▶ [CHALLENGE]: Exactly reproduce all the records, keeping pictures out of the copy.

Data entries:
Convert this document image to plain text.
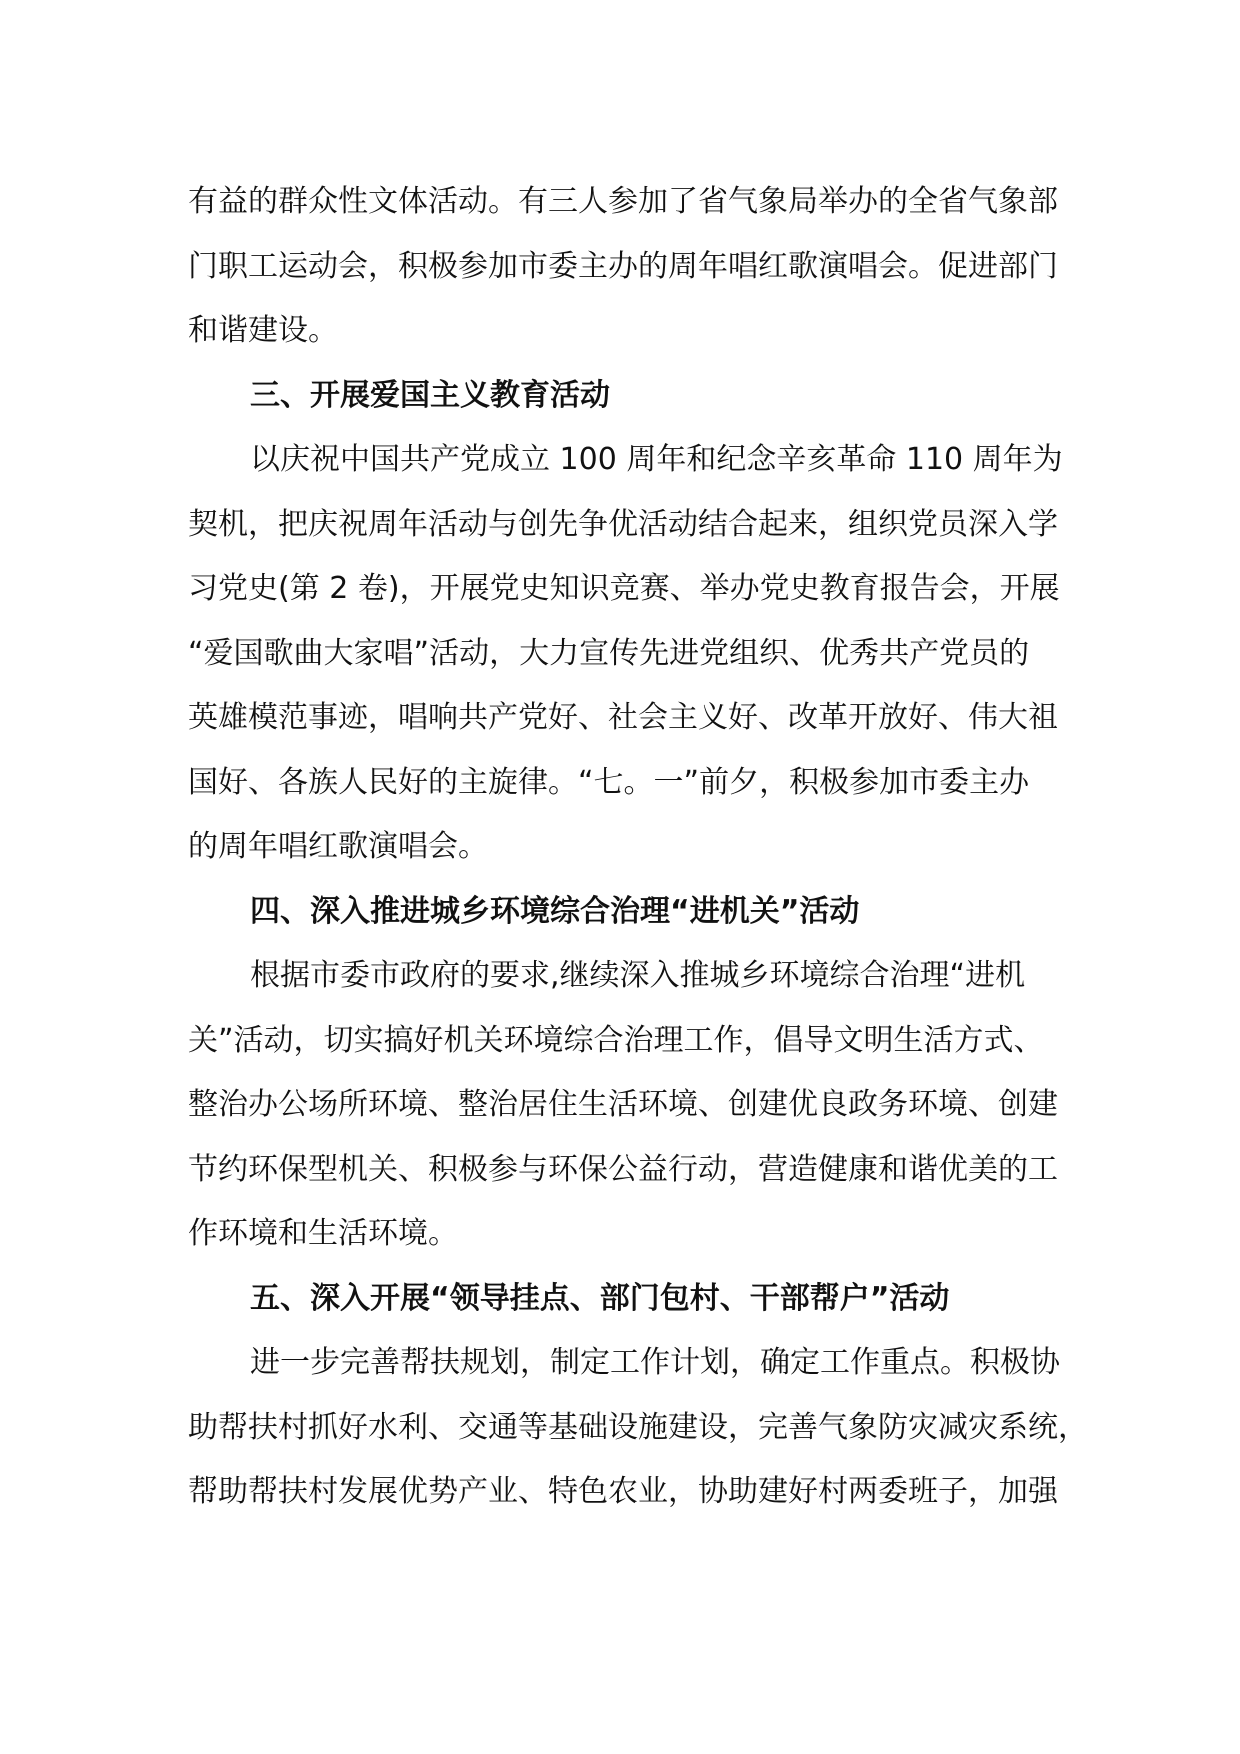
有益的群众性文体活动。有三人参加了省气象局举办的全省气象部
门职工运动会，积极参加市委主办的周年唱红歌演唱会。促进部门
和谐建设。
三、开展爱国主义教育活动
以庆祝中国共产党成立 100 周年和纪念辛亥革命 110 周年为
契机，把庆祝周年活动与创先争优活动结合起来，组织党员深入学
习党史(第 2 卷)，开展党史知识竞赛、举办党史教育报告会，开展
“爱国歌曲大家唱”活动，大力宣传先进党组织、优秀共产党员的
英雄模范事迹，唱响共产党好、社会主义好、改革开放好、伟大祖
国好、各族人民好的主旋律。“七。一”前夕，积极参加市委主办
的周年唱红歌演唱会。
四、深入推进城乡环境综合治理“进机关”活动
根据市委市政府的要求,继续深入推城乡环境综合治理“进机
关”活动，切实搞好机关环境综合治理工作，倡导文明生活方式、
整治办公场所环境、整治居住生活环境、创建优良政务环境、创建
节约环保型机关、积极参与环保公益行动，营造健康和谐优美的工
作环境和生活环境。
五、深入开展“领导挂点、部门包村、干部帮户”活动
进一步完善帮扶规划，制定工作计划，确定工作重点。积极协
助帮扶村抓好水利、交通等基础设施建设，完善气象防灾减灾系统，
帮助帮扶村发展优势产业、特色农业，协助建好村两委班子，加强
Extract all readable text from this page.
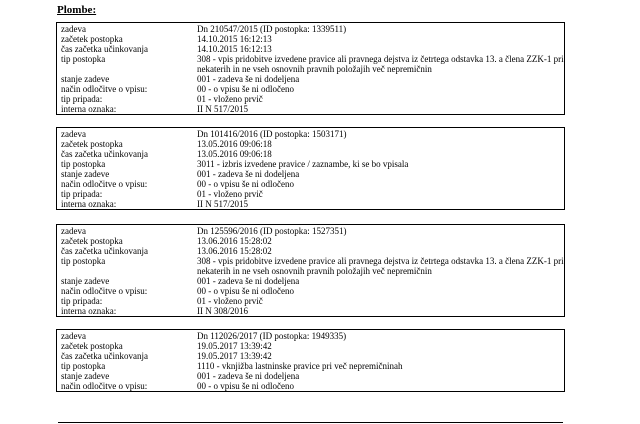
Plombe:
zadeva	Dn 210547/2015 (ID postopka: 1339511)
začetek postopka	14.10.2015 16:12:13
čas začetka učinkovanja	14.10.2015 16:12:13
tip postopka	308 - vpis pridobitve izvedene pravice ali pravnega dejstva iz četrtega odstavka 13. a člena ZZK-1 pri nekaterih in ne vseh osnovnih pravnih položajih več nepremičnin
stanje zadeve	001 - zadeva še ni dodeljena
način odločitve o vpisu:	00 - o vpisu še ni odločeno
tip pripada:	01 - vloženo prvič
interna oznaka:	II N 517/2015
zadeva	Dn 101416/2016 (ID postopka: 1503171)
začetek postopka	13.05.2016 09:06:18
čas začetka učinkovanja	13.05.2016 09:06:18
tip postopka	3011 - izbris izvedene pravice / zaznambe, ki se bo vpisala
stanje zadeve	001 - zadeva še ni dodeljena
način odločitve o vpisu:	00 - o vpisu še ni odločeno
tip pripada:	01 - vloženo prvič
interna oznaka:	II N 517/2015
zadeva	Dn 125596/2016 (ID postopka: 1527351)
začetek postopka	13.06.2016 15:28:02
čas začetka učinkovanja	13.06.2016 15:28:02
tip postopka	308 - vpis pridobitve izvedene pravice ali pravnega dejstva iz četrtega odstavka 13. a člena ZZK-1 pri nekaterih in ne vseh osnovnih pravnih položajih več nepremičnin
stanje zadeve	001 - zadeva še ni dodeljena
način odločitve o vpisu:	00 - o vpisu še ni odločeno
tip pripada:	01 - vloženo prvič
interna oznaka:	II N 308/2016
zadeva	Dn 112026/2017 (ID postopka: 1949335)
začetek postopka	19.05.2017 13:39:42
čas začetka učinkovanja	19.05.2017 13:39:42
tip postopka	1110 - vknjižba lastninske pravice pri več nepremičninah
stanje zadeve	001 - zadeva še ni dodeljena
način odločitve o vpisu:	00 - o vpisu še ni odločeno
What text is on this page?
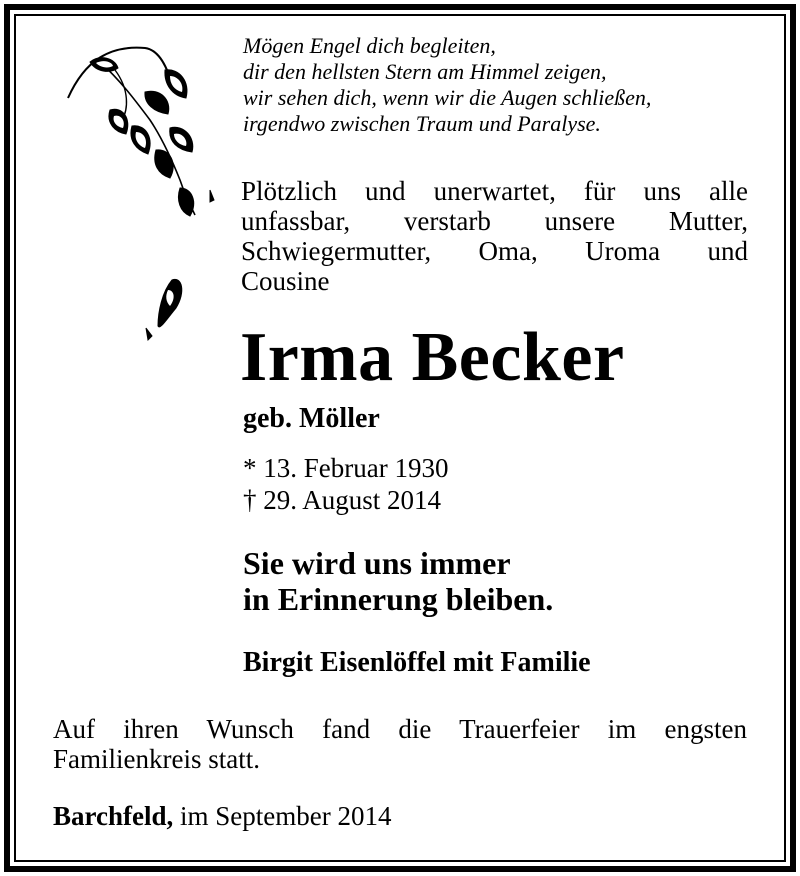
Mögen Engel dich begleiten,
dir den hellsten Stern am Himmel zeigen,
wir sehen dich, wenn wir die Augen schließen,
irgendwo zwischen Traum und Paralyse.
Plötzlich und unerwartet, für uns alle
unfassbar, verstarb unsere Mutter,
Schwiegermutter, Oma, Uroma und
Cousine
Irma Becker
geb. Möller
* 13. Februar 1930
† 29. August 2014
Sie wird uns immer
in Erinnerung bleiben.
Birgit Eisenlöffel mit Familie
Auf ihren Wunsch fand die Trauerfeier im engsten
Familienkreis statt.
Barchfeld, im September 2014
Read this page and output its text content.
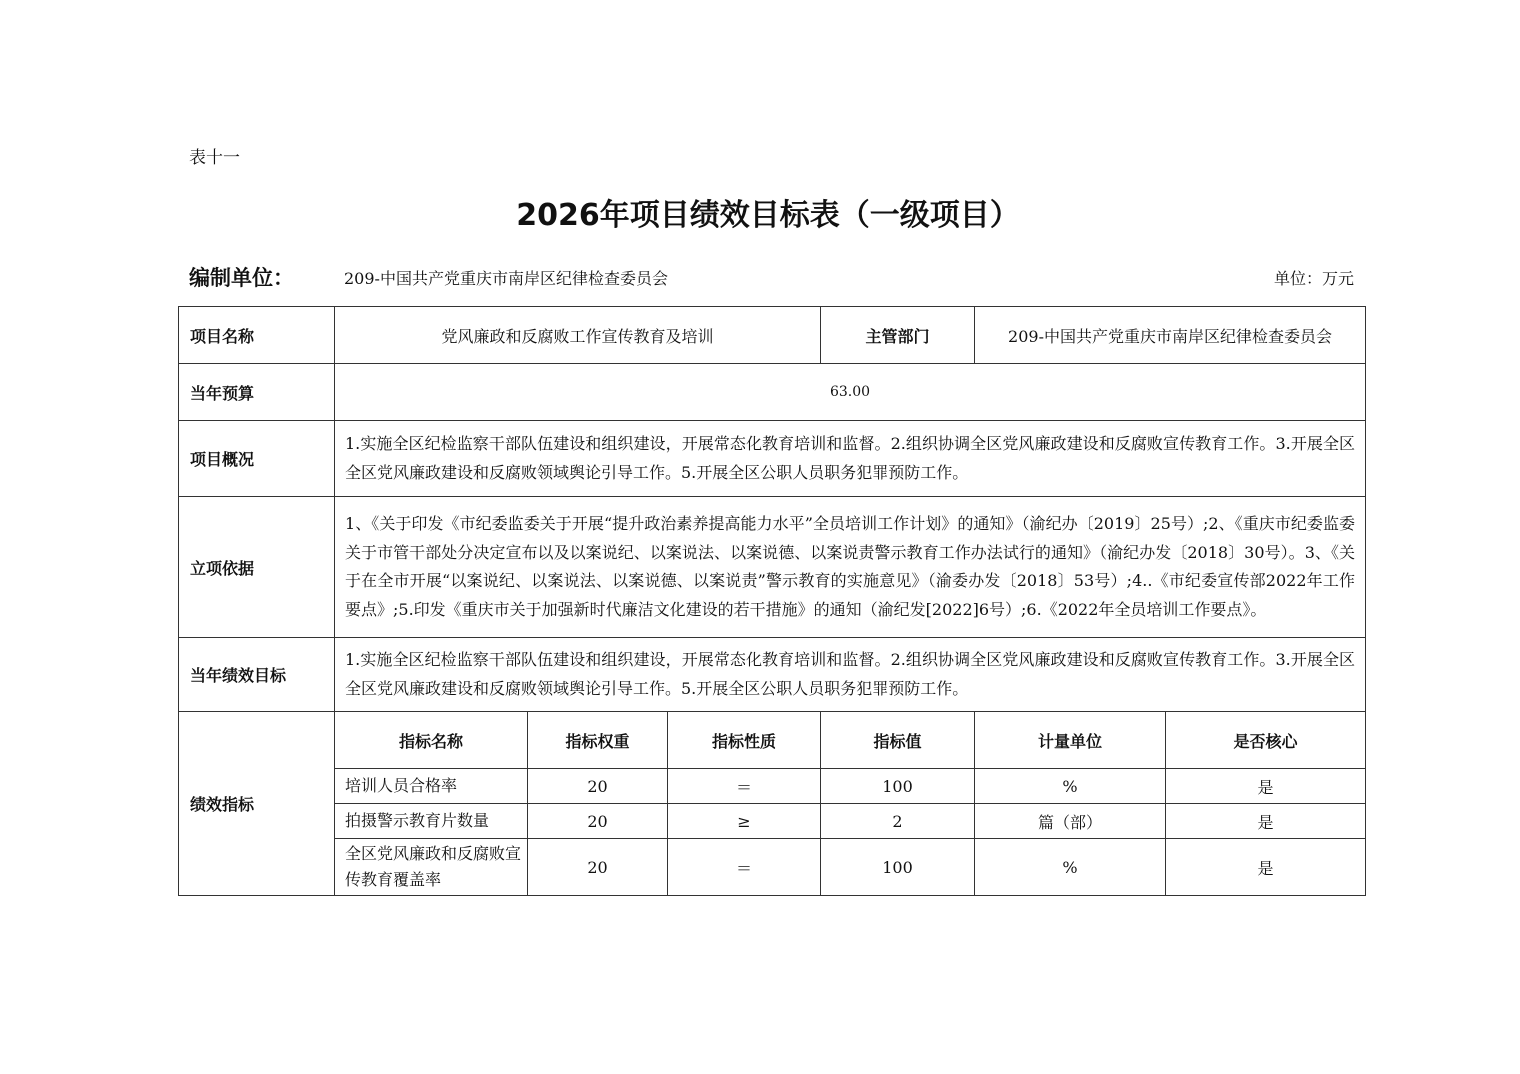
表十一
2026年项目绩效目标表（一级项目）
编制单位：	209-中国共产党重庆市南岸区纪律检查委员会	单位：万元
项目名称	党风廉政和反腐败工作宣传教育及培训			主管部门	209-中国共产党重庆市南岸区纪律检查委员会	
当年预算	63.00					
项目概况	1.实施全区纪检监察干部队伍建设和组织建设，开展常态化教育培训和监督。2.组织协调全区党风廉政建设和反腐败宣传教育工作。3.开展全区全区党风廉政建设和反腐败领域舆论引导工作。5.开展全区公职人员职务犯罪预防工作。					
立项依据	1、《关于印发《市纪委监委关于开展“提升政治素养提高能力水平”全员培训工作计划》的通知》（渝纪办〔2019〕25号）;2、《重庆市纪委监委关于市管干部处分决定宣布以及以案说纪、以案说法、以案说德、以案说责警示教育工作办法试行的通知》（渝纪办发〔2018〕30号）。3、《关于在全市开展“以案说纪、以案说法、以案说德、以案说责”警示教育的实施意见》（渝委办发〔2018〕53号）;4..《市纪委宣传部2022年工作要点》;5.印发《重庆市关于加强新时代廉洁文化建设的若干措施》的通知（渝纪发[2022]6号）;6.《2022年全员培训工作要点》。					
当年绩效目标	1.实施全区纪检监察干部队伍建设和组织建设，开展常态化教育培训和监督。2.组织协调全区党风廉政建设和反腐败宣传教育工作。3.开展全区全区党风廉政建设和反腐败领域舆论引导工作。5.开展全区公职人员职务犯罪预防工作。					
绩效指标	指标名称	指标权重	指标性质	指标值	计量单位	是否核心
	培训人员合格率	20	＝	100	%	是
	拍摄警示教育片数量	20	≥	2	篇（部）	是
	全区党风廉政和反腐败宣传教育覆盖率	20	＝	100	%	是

▶ [CORRECT OUTPUT]:
Convert this document image to plain text.
有益的群众性文体活动。有三人参加了省气象局举办的全省气象部
门职工运动会，积极参加市委主办的周年唱红歌演唱会。促进部门
和谐建设。
三、开展爱国主义教育活动
以庆祝中国共产党成立 100 周年和纪念辛亥革命 110 周年为
契机，把庆祝周年活动与创先争优活动结合起来，组织党员深入学
习党史(第 2 卷)，开展党史知识竞赛、举办党史教育报告会，开展
“爱国歌曲大家唱”活动，大力宣传先进党组织、优秀共产党员的
英雄模范事迹，唱响共产党好、社会主义好、改革开放好、伟大祖
国好、各族人民好的主旋律。“七。一”前夕，积极参加市委主办
的周年唱红歌演唱会。
四、深入推进城乡环境综合治理“进机关”活动
根据市委市政府的要求,继续深入推城乡环境综合治理“进机
关”活动，切实搞好机关环境综合治理工作，倡导文明生活方式、
整治办公场所环境、整治居住生活环境、创建优良政务环境、创建
节约环保型机关、积极参与环保公益行动，营造健康和谐优美的工
作环境和生活环境。
五、深入开展“领导挂点、部门包村、干部帮户”活动
进一步完善帮扶规划，制定工作计划，确定工作重点。积极协
助帮扶村抓好水利、交通等基础设施建设，完善气象防灾减灾系统，
帮助帮扶村发展优势产业、特色农业，协助建好村两委班子，加强
Extract all readable text from this page.
Plombe:
zadeva	Dn 210547/2015 (ID postopka: 1339511)
začetek postopka	14.10.2015 16:12:13
čas začetka učinkovanja	14.10.2015 16:12:13
tip postopka	308 - vpis pridobitve izvedene pravice ali pravnega dejstva iz četrtega odstavka 13. a člena ZZK-1 pri nekaterih in ne vseh osnovnih pravnih položajih več nepremičnin
stanje zadeve	001 - zadeva še ni dodeljena
način odločitve o vpisu:	00 - o vpisu še ni odločeno
tip pripada:	01 - vloženo prvič
interna oznaka:	II N 517/2015
zadeva	Dn 101416/2016 (ID postopka: 1503171)
začetek postopka	13.05.2016 09:06:18
čas začetka učinkovanja	13.05.2016 09:06:18
tip postopka	3011 - izbris izvedene pravice / zaznambe, ki se bo vpisala
stanje zadeve	001 - zadeva še ni dodeljena
način odločitve o vpisu:	00 - o vpisu še ni odločeno
tip pripada:	01 - vloženo prvič
interna oznaka:	II N 517/2015
zadeva	Dn 125596/2016 (ID postopka: 1527351)
začetek postopka	13.06.2016 15:28:02
čas začetka učinkovanja	13.06.2016 15:28:02
tip postopka	308 - vpis pridobitve izvedene pravice ali pravnega dejstva iz četrtega odstavka 13. a člena ZZK-1 pri nekaterih in ne vseh osnovnih pravnih položajih več nepremičnin
stanje zadeve	001 - zadeva še ni dodeljena
način odločitve o vpisu:	00 - o vpisu še ni odločeno
tip pripada:	01 - vloženo prvič
interna oznaka:	II N 308/2016
zadeva	Dn 112026/2017 (ID postopka: 1949335)
začetek postopka	19.05.2017 13:39:42
čas začetka učinkovanja	19.05.2017 13:39:42
tip postopka	1110 - vknjižba lastninske pravice pri več nepremičninah
stanje zadeve	001 - zadeva še ni dodeljena
način odločitve o vpisu:	00 - o vpisu še ni odločeno
What text is on this page?
Mögen Engel dich begleiten,
dir den hellsten Stern am Himmel zeigen,
wir sehen dich, wenn wir die Augen schließen,
irgendwo zwischen Traum und Paralyse.
Plötzlich und unerwartet, für uns alle
unfassbar, verstarb unsere Mutter,
Schwiegermutter, Oma, Uroma und
Cousine
Irma Becker
geb. Möller
* 13. Februar 1930
† 29. August 2014
Sie wird uns immer
in Erinnerung bleiben.
Birgit Eisenlöffel mit Familie
Auf ihren Wunsch fand die Trauerfeier im engsten
Familienkreis statt.
Barchfeld, im September 2014
Read this page and output its text content.
表十一
2026年项目绩效目标表（一级项目）
编制单位：	209-中国共产党重庆市南岸区纪律检查委员会	单位：万元
项目名称	党风廉政和反腐败工作宣传教育及培训			主管部门	209-中国共产党重庆市南岸区纪律检查委员会	
当年预算	63.00					
项目概况	1.实施全区纪检监察干部队伍建设和组织建设，开展常态化教育培训和监督。2.组织协调全区党风廉政建设和反腐败宣传教育工作。3.开展全区全区党风廉政建设和反腐败领域舆论引导工作。5.开展全区公职人员职务犯罪预防工作。					
立项依据	1、《关于印发《市纪委监委关于开展“提升政治素养提高能力水平”全员培训工作计划》的通知》（渝纪办〔2019〕25号）;2、《重庆市纪委监委关于市管干部处分决定宣布以及以案说纪、以案说法、以案说德、以案说责警示教育工作办法试行的通知》（渝纪办发〔2018〕30号）。3、《关于在全市开展“以案说纪、以案说法、以案说德、以案说责”警示教育的实施意见》（渝委办发〔2018〕53号）;4..《市纪委宣传部2022年工作要点》;5.印发《重庆市关于加强新时代廉洁文化建设的若干措施》的通知（渝纪发[2022]6号）;6.《2022年全员培训工作要点》。					
当年绩效目标	1.实施全区纪检监察干部队伍建设和组织建设，开展常态化教育培训和监督。2.组织协调全区党风廉政建设和反腐败宣传教育工作。3.开展全区全区党风廉政建设和反腐败领域舆论引导工作。5.开展全区公职人员职务犯罪预防工作。					
绩效指标	指标名称	指标权重	指标性质	指标值	计量单位	是否核心
	培训人员合格率	20	＝	100	%	是
	拍摄警示教育片数量	20	≥	2	篇（部）	是
	全区党风廉政和反腐败宣传教育覆盖率	20	＝	100	%	是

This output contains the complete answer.